#### DATA ####

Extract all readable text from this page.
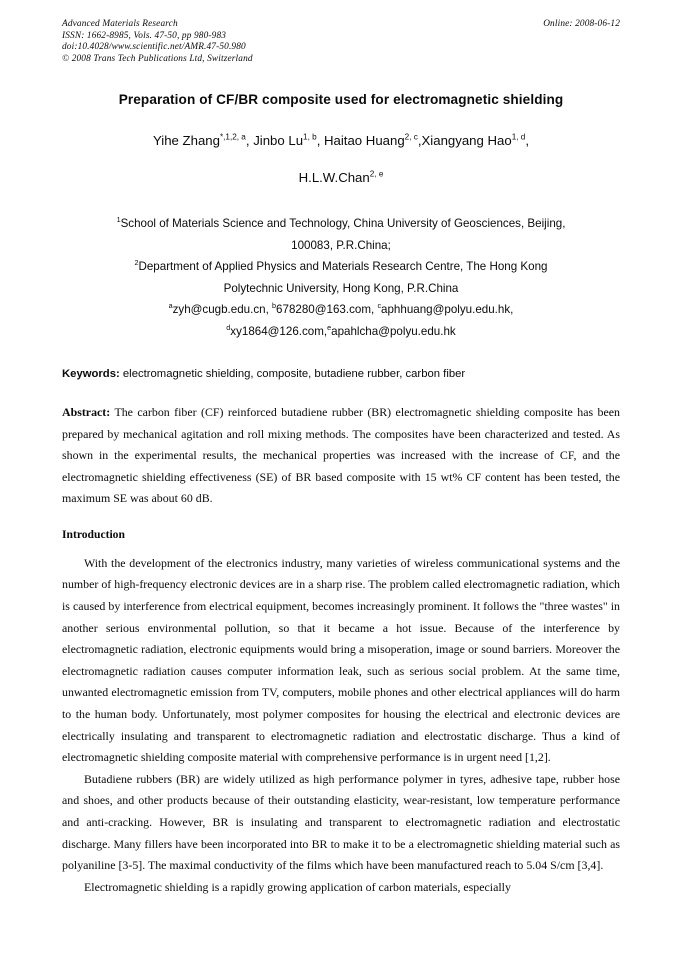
Advanced Materials Research
ISSN: 1662-8985, Vols. 47-50, pp 980-983
doi:10.4028/www.scientific.net/AMR.47-50.980
© 2008 Trans Tech Publications Ltd, Switzerland
Online: 2008-06-12
Preparation of CF/BR composite used for electromagnetic shielding
Yihe Zhang$^{*,1,2, a}$, Jinbo Lu$^{1, b}$, Haitao Huang$^{2, c}$,Xiangyang Hao$^{1, d}$,
H.L.W.Chan$^{2, e}$
$^1$School of Materials Science and Technology, China University of Geosciences, Beijing,
100083, P.R.China;
$^2$Department of Applied Physics and Materials Research Centre, The Hong Kong
Polytechnic University, Hong Kong, P.R.China
$^a$zyh@cugb.edu.cn, $^b$678280@163.com, $^c$aphhuang@polyu.edu.hk,
$^d$xy1864@126.com,$^e$apahlcha@polyu.edu.hk
Keywords: electromagnetic shielding, composite, butadiene rubber, carbon fiber
Abstract: The carbon fiber (CF) reinforced butadiene rubber (BR) electromagnetic shielding composite has been prepared by mechanical agitation and roll mixing methods. The composites have been characterized and tested. As shown in the experimental results, the mechanical properties was increased with the increase of CF, and the electromagnetic shielding effectiveness (SE) of BR based composite with 15 wt% CF content has been tested, the maximum SE was about 60 dB.
Introduction

With the development of the electronics industry, many varieties of wireless communicational systems and the number of high-frequency electronic devices are in a sharp rise. The problem called electromagnetic radiation, which is caused by interference from electrical equipment, becomes increasingly prominent. It follows the "three wastes" in another serious environmental pollution, so that it became a hot issue. Because of the interference by electromagnetic radiation, electronic equipments would bring a misoperation, image or sound barriers. Moreover the electromagnetic radiation causes computer information leak, such as serious social problem. At the same time, unwanted electromagnetic emission from TV, computers, mobile phones and other electrical appliances will do harm to the human body. Unfortunately, most polymer composites for housing the electrical and electronic devices are electrically insulating and transparent to electromagnetic radiation and electrostatic discharge. Thus a kind of electromagnetic shielding composite material with comprehensive performance is in urgent need [1,2].

Butadiene rubbers (BR) are widely utilized as high performance polymer in tyres, adhesive tape, rubber hose and shoes, and other products because of their outstanding elasticity, wear-resistant, low temperature performance and anti-cracking. However, BR is insulating and transparent to electromagnetic radiation and electrostatic discharge. Many fillers have been incorporated into BR to make it to be a electromagnetic shielding material such as polyaniline [3-5]. The maximal conductivity of the films which have been manufactured reach to 5.04 S/cm [3,4].

Electromagnetic shielding is a rapidly growing application of carbon materials, especially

####

> AIM OF THE EXERCISE
Show the lines of the records that include the string "polyu".

> SOLVED EXERCISE
$^a$zyh@cugb.edu.cn, $^b$678280@163.com, $^c$aphhuang@polyu.edu.hk,
$^d$xy1864@126.com,$^e$apahlcha@polyu.edu.hk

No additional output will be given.